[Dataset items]
[Start]

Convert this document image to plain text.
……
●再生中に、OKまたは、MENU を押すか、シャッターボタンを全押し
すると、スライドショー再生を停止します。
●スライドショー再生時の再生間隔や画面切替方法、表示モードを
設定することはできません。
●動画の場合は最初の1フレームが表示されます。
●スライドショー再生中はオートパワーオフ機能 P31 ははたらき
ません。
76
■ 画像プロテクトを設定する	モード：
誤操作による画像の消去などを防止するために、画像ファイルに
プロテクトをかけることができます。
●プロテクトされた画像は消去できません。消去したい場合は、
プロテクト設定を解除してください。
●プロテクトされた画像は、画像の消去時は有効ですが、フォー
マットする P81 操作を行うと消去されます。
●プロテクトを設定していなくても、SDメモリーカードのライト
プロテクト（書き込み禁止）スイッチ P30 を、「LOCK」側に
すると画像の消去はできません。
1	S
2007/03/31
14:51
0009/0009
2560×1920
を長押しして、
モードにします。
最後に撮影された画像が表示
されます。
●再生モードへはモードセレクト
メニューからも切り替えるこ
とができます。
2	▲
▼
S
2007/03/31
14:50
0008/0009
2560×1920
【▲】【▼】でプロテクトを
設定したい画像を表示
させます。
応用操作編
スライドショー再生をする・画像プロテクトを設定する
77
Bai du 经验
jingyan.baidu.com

[End]

## TASK INSTRUCTIONS
Reproduce the entire listing word for word.

## EXERCISE RESULT
Convert this document image to plain text.
……
●再生中に、OKまたは、MENU を押すか、シャッターボタンを全押し
すると、スライドショー再生を停止します。
●スライドショー再生時の再生間隔や画面切替方法、表示モードを
設定することはできません。
●動画の場合は最初の1フレームが表示されます。
●スライドショー再生中はオートパワーオフ機能 P31 ははたらき
ません。
76
■ 画像プロテクトを設定する	モード：
誤操作による画像の消去などを防止するために、画像ファイルに
プロテクトをかけることができます。
●プロテクトされた画像は消去できません。消去したい場合は、
プロテクト設定を解除してください。
●プロテクトされた画像は、画像の消去時は有効ですが、フォー
マットする P81 操作を行うと消去されます。
●プロテクトを設定していなくても、SDメモリーカードのライト
プロテクト（書き込み禁止）スイッチ P30 を、「LOCK」側に
すると画像の消去はできません。
1	S
2007/03/31
14:51
0009/0009
2560×1920
を長押しして、
モードにします。
最後に撮影された画像が表示
されます。
●再生モードへはモードセレクト
メニューからも切り替えるこ
とができます。
2	▲
▼
S
2007/03/31
14:50
0008/0009
2560×1920
【▲】【▼】でプロテクトを
設定したい画像を表示
させます。
応用操作編
スライドショー再生をする・画像プロテクトを設定する
77
Bai du 经验
jingyan.baidu.com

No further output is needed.